What you are asked to do: Search the material for the word "dashed" and copy each line that holds it.

Data lines:
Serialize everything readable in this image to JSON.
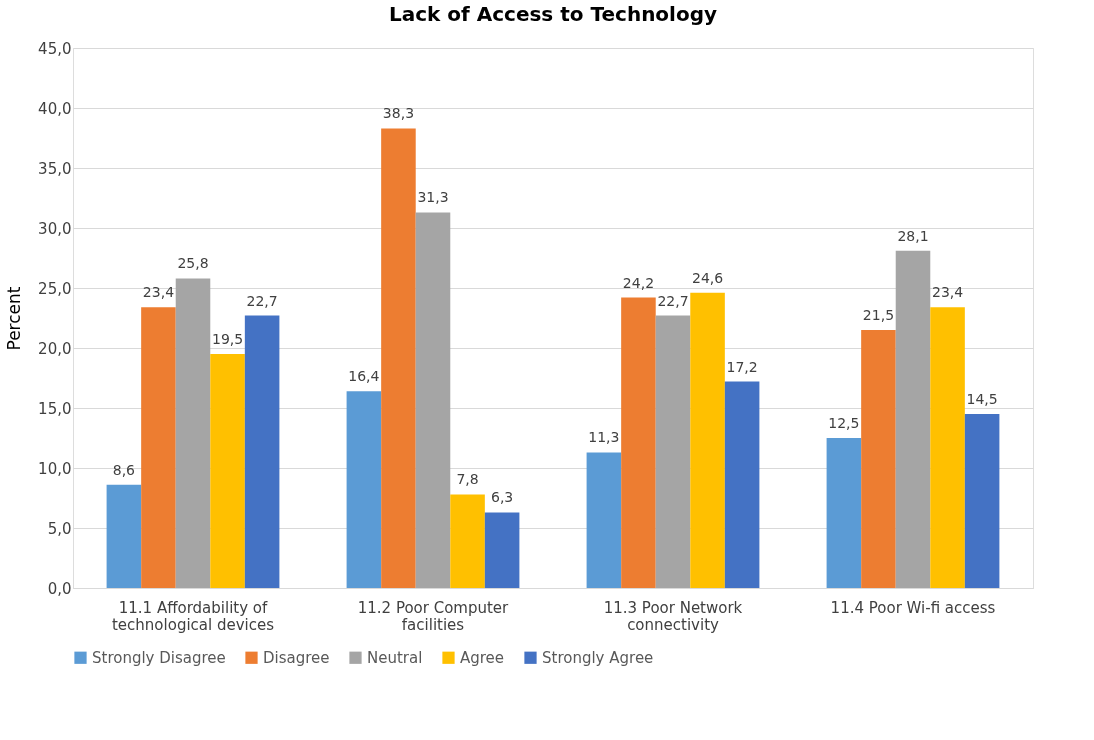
{
  "chart_data": {
    "type": "bar",
    "title": "Lack of Access to Technology",
    "ylabel": "Percent",
    "categories": [
      "11.1 Affordability of technological devices",
      "11.2 Poor Computer facilities",
      "11.3 Poor Network connectivity",
      "11.4 Poor Wi-fi access"
    ],
    "series": [
      {
        "name": "Strongly Disagree",
        "color": "#5b9bd5",
        "values": [
          8.6,
          16.4,
          11.3,
          12.5
        ],
        "value_labels": [
          "8,6",
          "16,4",
          "11,3",
          "12,5"
        ]
      },
      {
        "name": "Disagree",
        "color": "#ed7d31",
        "values": [
          23.4,
          38.3,
          24.2,
          21.5
        ],
        "value_labels": [
          "23,4",
          "38,3",
          "24,2",
          "21,5"
        ]
      },
      {
        "name": "Neutral",
        "color": "#a5a5a5",
        "values": [
          25.8,
          31.3,
          22.7,
          28.1
        ],
        "value_labels": [
          "25,8",
          "31,3",
          "22,7",
          "28,1"
        ]
      },
      {
        "name": "Agree",
        "color": "#ffc000",
        "values": [
          19.5,
          7.8,
          24.6,
          23.4
        ],
        "value_labels": [
          "19,5",
          "7,8",
          "24,6",
          "23,4"
        ]
      },
      {
        "name": "Strongly Agree",
        "color": "#4472c4",
        "values": [
          22.7,
          6.3,
          17.2,
          14.5
        ],
        "value_labels": [
          "22,7",
          "6,3",
          "17,2",
          "14,5"
        ]
      }
    ],
    "ylim": [
      0,
      45
    ],
    "yticks": [
      {
        "value": 0,
        "label": "0,0"
      },
      {
        "value": 5,
        "label": "5,0"
      },
      {
        "value": 10,
        "label": "10,0"
      },
      {
        "value": 15,
        "label": "15,0"
      },
      {
        "value": 20,
        "label": "20,0"
      },
      {
        "value": 25,
        "label": "25,0"
      },
      {
        "value": 30,
        "label": "30,0"
      },
      {
        "value": 35,
        "label": "35,0"
      },
      {
        "value": 40,
        "label": "40,0"
      },
      {
        "value": 45,
        "label": "45,0"
      }
    ],
    "grid": "y",
    "legend": "bottom"
  }
}
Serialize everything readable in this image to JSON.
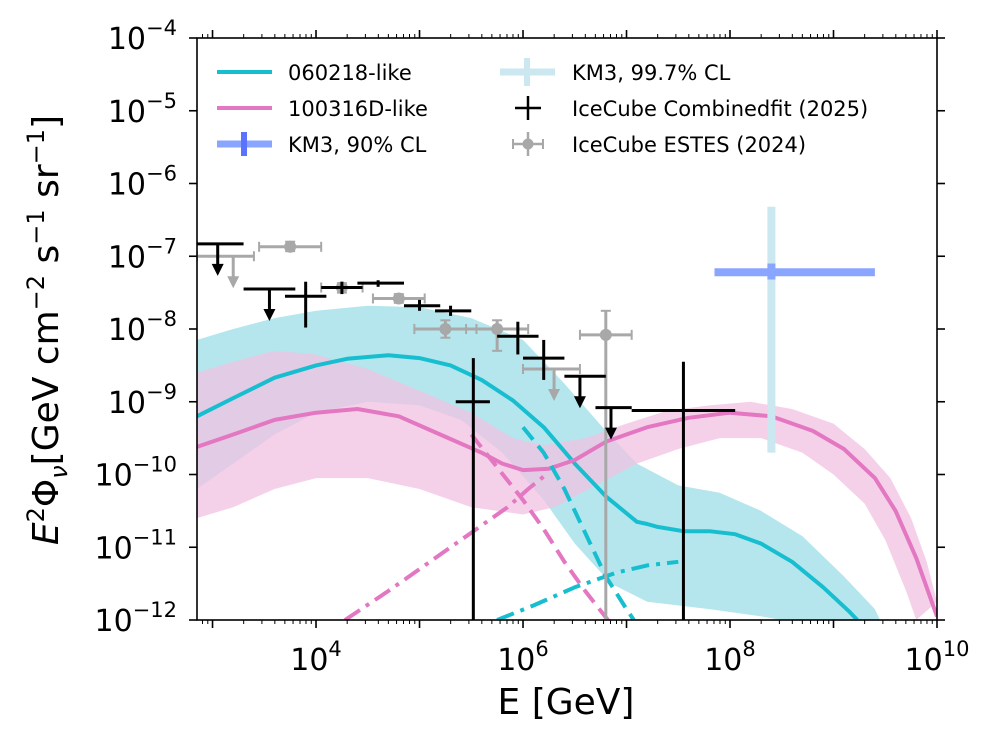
{
  "chart_data": {
    "type": "line",
    "title": "",
    "xlabel": "E [GeV]",
    "ylabel_parts": [
      "E",
      "2",
      "Φ",
      "ν",
      "[GeV cm",
      "−2",
      " s",
      "−1",
      " sr",
      "−1",
      "]"
    ],
    "xscale": "log",
    "yscale": "log",
    "xlim_log10": [
      2.85,
      10
    ],
    "ylim_log10": [
      -12,
      -4
    ],
    "x_ticks": [
      {
        "base": "10",
        "exp": "4",
        "log": 4
      },
      {
        "base": "10",
        "exp": "6",
        "log": 6
      },
      {
        "base": "10",
        "exp": "8",
        "log": 8
      },
      {
        "base": "10",
        "exp": "10",
        "log": 10
      }
    ],
    "y_ticks": [
      {
        "base": "10",
        "exp": "−12",
        "log": -12
      },
      {
        "base": "10",
        "exp": "−11",
        "log": -11
      },
      {
        "base": "10",
        "exp": "−10",
        "log": -10
      },
      {
        "base": "10",
        "exp": "−9",
        "log": -9
      },
      {
        "base": "10",
        "exp": "−8",
        "log": -8
      },
      {
        "base": "10",
        "exp": "−7",
        "log": -7
      },
      {
        "base": "10",
        "exp": "−6",
        "log": -6
      },
      {
        "base": "10",
        "exp": "−5",
        "log": -5
      },
      {
        "base": "10",
        "exp": "−4",
        "log": -4
      }
    ],
    "legend_position": "top-left",
    "legend": [
      {
        "label": "060218-like",
        "kind": "line",
        "color": "#17becf"
      },
      {
        "label": "100316D-like",
        "kind": "line",
        "color": "#e377c2"
      },
      {
        "label": "KM3, 90% CL",
        "kind": "errorbar-thick",
        "color": "#0000ff"
      },
      {
        "label": "KM3, 99.7% CL",
        "kind": "errorbar-thick",
        "color": "#add8e6"
      },
      {
        "label": "IceCube Combinedfit (2025)",
        "kind": "errorbar",
        "color": "#000000"
      },
      {
        "label": "IceCube ESTES (2024)",
        "kind": "errorbar-marker",
        "color": "#808080"
      }
    ],
    "series": [
      {
        "name": "060218-like total",
        "color": "#17becf",
        "style": "solid",
        "points": [
          [
            2.85,
            -9.2
          ],
          [
            3.2,
            -8.95
          ],
          [
            3.6,
            -8.67
          ],
          [
            4.0,
            -8.5
          ],
          [
            4.3,
            -8.41
          ],
          [
            4.7,
            -8.36
          ],
          [
            5.0,
            -8.4
          ],
          [
            5.3,
            -8.5
          ],
          [
            5.6,
            -8.7
          ],
          [
            5.9,
            -8.98
          ],
          [
            6.2,
            -9.35
          ],
          [
            6.5,
            -9.85
          ],
          [
            6.8,
            -10.3
          ],
          [
            7.1,
            -10.65
          ],
          [
            7.2,
            -10.68
          ],
          [
            7.3,
            -10.72
          ],
          [
            7.55,
            -10.78
          ],
          [
            7.8,
            -10.78
          ],
          [
            8.05,
            -10.82
          ],
          [
            8.3,
            -10.95
          ],
          [
            8.6,
            -11.2
          ],
          [
            8.9,
            -11.55
          ],
          [
            9.15,
            -11.88
          ],
          [
            9.23,
            -12.0
          ]
        ]
      },
      {
        "name": "060218-like band upper",
        "color": "#17becf",
        "style": "band-upper",
        "points": [
          [
            2.85,
            -8.15
          ],
          [
            3.2,
            -8.0
          ],
          [
            3.6,
            -7.85
          ],
          [
            4.0,
            -7.75
          ],
          [
            4.5,
            -7.68
          ],
          [
            5.0,
            -7.7
          ],
          [
            5.5,
            -7.85
          ],
          [
            6.0,
            -8.15
          ],
          [
            6.4,
            -8.75
          ],
          [
            6.8,
            -9.4
          ],
          [
            7.1,
            -9.85
          ],
          [
            7.5,
            -10.15
          ],
          [
            7.9,
            -10.25
          ],
          [
            8.3,
            -10.5
          ],
          [
            8.7,
            -10.85
          ],
          [
            9.1,
            -11.4
          ],
          [
            9.4,
            -11.85
          ],
          [
            9.45,
            -12.0
          ]
        ]
      },
      {
        "name": "060218-like band lower",
        "color": "#17becf",
        "style": "band-lower",
        "points": [
          [
            2.85,
            -10.2
          ],
          [
            3.2,
            -9.85
          ],
          [
            3.6,
            -9.45
          ],
          [
            4.0,
            -9.15
          ],
          [
            4.5,
            -9.0
          ],
          [
            5.0,
            -9.05
          ],
          [
            5.4,
            -9.25
          ],
          [
            5.8,
            -9.7
          ],
          [
            6.2,
            -10.35
          ],
          [
            6.5,
            -10.95
          ],
          [
            6.85,
            -11.5
          ],
          [
            7.2,
            -11.75
          ],
          [
            7.8,
            -11.85
          ],
          [
            8.3,
            -11.95
          ],
          [
            8.5,
            -12.0
          ]
        ]
      },
      {
        "name": "100316D-like total",
        "color": "#e377c2",
        "style": "solid",
        "points": [
          [
            2.85,
            -9.62
          ],
          [
            3.2,
            -9.45
          ],
          [
            3.6,
            -9.25
          ],
          [
            4.0,
            -9.15
          ],
          [
            4.4,
            -9.1
          ],
          [
            4.8,
            -9.2
          ],
          [
            5.2,
            -9.45
          ],
          [
            5.6,
            -9.7
          ],
          [
            5.8,
            -9.85
          ],
          [
            6.0,
            -9.94
          ],
          [
            6.25,
            -9.92
          ],
          [
            6.5,
            -9.8
          ],
          [
            6.8,
            -9.55
          ],
          [
            7.2,
            -9.35
          ],
          [
            7.6,
            -9.22
          ],
          [
            8.0,
            -9.15
          ],
          [
            8.4,
            -9.2
          ],
          [
            8.8,
            -9.4
          ],
          [
            9.1,
            -9.65
          ],
          [
            9.4,
            -10.05
          ],
          [
            9.6,
            -10.5
          ],
          [
            9.8,
            -11.15
          ],
          [
            9.95,
            -11.75
          ],
          [
            10.0,
            -11.95
          ]
        ]
      },
      {
        "name": "100316D-like band upper",
        "color": "#e377c2",
        "style": "band-upper",
        "points": [
          [
            2.85,
            -8.6
          ],
          [
            3.2,
            -8.45
          ],
          [
            3.6,
            -8.3
          ],
          [
            4.0,
            -8.35
          ],
          [
            4.5,
            -8.55
          ],
          [
            5.0,
            -8.85
          ],
          [
            5.5,
            -9.15
          ],
          [
            5.9,
            -9.5
          ],
          [
            6.2,
            -9.6
          ],
          [
            6.6,
            -9.5
          ],
          [
            7.0,
            -9.3
          ],
          [
            7.4,
            -9.12
          ],
          [
            7.8,
            -9.05
          ],
          [
            8.2,
            -9.0
          ],
          [
            8.6,
            -9.1
          ],
          [
            9.0,
            -9.3
          ],
          [
            9.3,
            -9.65
          ],
          [
            9.55,
            -10.05
          ],
          [
            9.75,
            -10.6
          ],
          [
            9.9,
            -11.2
          ],
          [
            10.0,
            -11.75
          ]
        ]
      },
      {
        "name": "100316D-like band lower",
        "color": "#e377c2",
        "style": "band-lower",
        "points": [
          [
            2.85,
            -10.6
          ],
          [
            3.2,
            -10.45
          ],
          [
            3.6,
            -10.2
          ],
          [
            4.0,
            -10.05
          ],
          [
            4.5,
            -10.05
          ],
          [
            5.0,
            -10.2
          ],
          [
            5.5,
            -10.45
          ],
          [
            6.0,
            -10.55
          ],
          [
            6.3,
            -10.45
          ],
          [
            6.7,
            -10.15
          ],
          [
            7.1,
            -9.85
          ],
          [
            7.5,
            -9.65
          ],
          [
            7.9,
            -9.5
          ],
          [
            8.3,
            -9.5
          ],
          [
            8.7,
            -9.7
          ],
          [
            9.0,
            -10.0
          ],
          [
            9.3,
            -10.4
          ],
          [
            9.5,
            -10.9
          ],
          [
            9.7,
            -11.6
          ],
          [
            9.8,
            -12.0
          ]
        ]
      },
      {
        "name": "060218-like dashed",
        "color": "#17becf",
        "style": "dashed",
        "points": [
          [
            6.0,
            -9.35
          ],
          [
            6.2,
            -9.7
          ],
          [
            6.4,
            -10.2
          ],
          [
            6.6,
            -10.8
          ],
          [
            6.8,
            -11.4
          ],
          [
            7.0,
            -11.85
          ],
          [
            7.07,
            -12.0
          ]
        ]
      },
      {
        "name": "100316D-like dashed",
        "color": "#e377c2",
        "style": "dashed",
        "points": [
          [
            5.5,
            -9.45
          ],
          [
            5.75,
            -9.9
          ],
          [
            6.0,
            -10.35
          ],
          [
            6.2,
            -10.75
          ],
          [
            6.4,
            -11.2
          ],
          [
            6.6,
            -11.6
          ],
          [
            6.82,
            -12.0
          ]
        ]
      },
      {
        "name": "060218-like dash-dot",
        "color": "#17becf",
        "style": "dashdot",
        "points": [
          [
            5.75,
            -12.0
          ],
          [
            6.1,
            -11.8
          ],
          [
            6.5,
            -11.55
          ],
          [
            6.9,
            -11.35
          ],
          [
            7.2,
            -11.25
          ],
          [
            7.5,
            -11.2
          ]
        ]
      },
      {
        "name": "100316D-like dash-dot",
        "color": "#e377c2",
        "style": "dashdot",
        "points": [
          [
            4.28,
            -12.0
          ],
          [
            4.7,
            -11.6
          ],
          [
            5.1,
            -11.2
          ],
          [
            5.5,
            -10.8
          ],
          [
            5.85,
            -10.45
          ],
          [
            6.05,
            -10.2
          ],
          [
            6.25,
            -9.97
          ]
        ]
      }
    ],
    "icecube_combined": [
      {
        "x": 3.05,
        "xlo": 2.85,
        "xhi": 3.3,
        "y": -6.83,
        "uplim": true
      },
      {
        "x": 3.55,
        "xlo": 3.3,
        "xhi": 3.8,
        "y": -7.45,
        "uplim": true
      },
      {
        "x": 3.9,
        "xlo": 3.7,
        "xhi": 4.1,
        "y": -7.55,
        "ylo": -7.98,
        "yhi": -7.35,
        "uplim": false
      },
      {
        "x": 4.25,
        "xlo": 4.05,
        "xhi": 4.45,
        "y": -7.43,
        "ylo": -7.52,
        "yhi": -7.35,
        "uplim": false
      },
      {
        "x": 4.6,
        "xlo": 4.4,
        "xhi": 4.85,
        "y": -7.37,
        "ylo": -7.42,
        "yhi": -7.33,
        "uplim": false
      },
      {
        "x": 5.0,
        "xlo": 4.85,
        "xhi": 5.2,
        "y": -7.68,
        "ylo": -7.75,
        "yhi": -7.6,
        "uplim": false
      },
      {
        "x": 5.3,
        "xlo": 5.15,
        "xhi": 5.5,
        "y": -7.75,
        "ylo": -7.82,
        "yhi": -7.68,
        "uplim": false
      },
      {
        "x": 5.52,
        "xlo": 5.35,
        "xhi": 5.68,
        "y": -9.0,
        "ylo": -12.0,
        "yhi": -8.4,
        "uplim": false
      },
      {
        "x": 5.95,
        "xlo": 5.75,
        "xhi": 6.15,
        "y": -8.1,
        "ylo": -8.35,
        "yhi": -7.9,
        "uplim": false
      },
      {
        "x": 6.2,
        "xlo": 6.0,
        "xhi": 6.4,
        "y": -8.4,
        "ylo": -8.7,
        "yhi": -8.15,
        "uplim": false
      },
      {
        "x": 6.55,
        "xlo": 6.4,
        "xhi": 6.8,
        "y": -8.65,
        "uplim": true
      },
      {
        "x": 6.85,
        "xlo": 6.7,
        "xhi": 7.05,
        "y": -9.08,
        "uplim": true
      },
      {
        "x": 7.55,
        "xlo": 7.05,
        "xhi": 8.05,
        "y": -9.12,
        "ylo": -12.0,
        "yhi": -8.45,
        "uplim": false
      }
    ],
    "icecube_estes": [
      {
        "x": 3.2,
        "xlo": 2.85,
        "xhi": 3.4,
        "y": -7.0,
        "uplim": true
      },
      {
        "x": 3.75,
        "xlo": 3.45,
        "xhi": 4.05,
        "y": -6.87,
        "ylo": -6.93,
        "yhi": -6.8,
        "uplim": false
      },
      {
        "x": 4.25,
        "xlo": 4.05,
        "xhi": 4.45,
        "y": -7.43,
        "ylo": -7.5,
        "yhi": -7.37,
        "uplim": false
      },
      {
        "x": 4.8,
        "xlo": 4.55,
        "xhi": 5.05,
        "y": -7.58,
        "ylo": -7.64,
        "yhi": -7.52,
        "uplim": false
      },
      {
        "x": 5.25,
        "xlo": 4.95,
        "xhi": 5.55,
        "y": -8.0,
        "ylo": -8.12,
        "yhi": -7.88,
        "uplim": false
      },
      {
        "x": 5.75,
        "xlo": 5.45,
        "xhi": 6.05,
        "y": -8.0,
        "ylo": -8.3,
        "yhi": -7.88,
        "uplim": false
      },
      {
        "x": 6.3,
        "xlo": 6.0,
        "xhi": 6.55,
        "y": -8.55,
        "uplim": true
      },
      {
        "x": 6.8,
        "xlo": 6.55,
        "xhi": 7.05,
        "y": -8.08,
        "ylo": -12.0,
        "yhi": -7.75,
        "uplim": false
      }
    ],
    "km3_90": {
      "x": 8.4,
      "xlo": 7.85,
      "xhi": 9.4,
      "y": -7.22,
      "ylo": -7.32,
      "yhi": -7.1
    },
    "km3_997": {
      "x": 8.4,
      "xlo": 7.85,
      "xhi": 9.4,
      "y": -7.22,
      "ylo": -9.7,
      "yhi": -6.32
    }
  },
  "colors": {
    "cyan": "#17becf",
    "pink": "#e377c2",
    "cyan_band": "#a8e2ea",
    "pink_band": "#f2c2e2",
    "km3_90": "#8aa5ff",
    "km3_997": "#cbe7f0",
    "estes": "#a8a8a8",
    "black": "#000000"
  }
}
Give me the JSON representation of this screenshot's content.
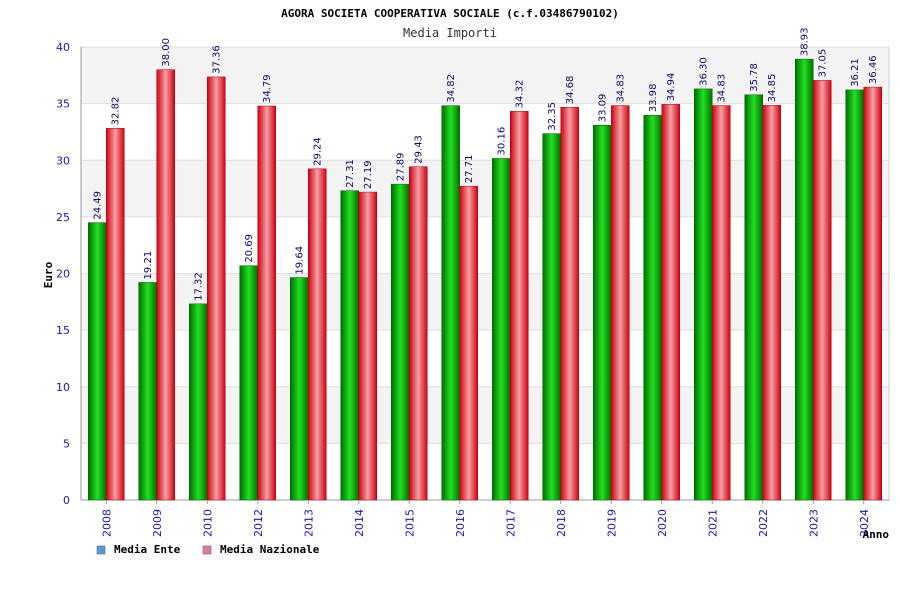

Solution to the exercise:
        "name": "060218-like dashed",
        "style": "dashed",
        "name": "100316D-like dashed",
        "style": "dashed",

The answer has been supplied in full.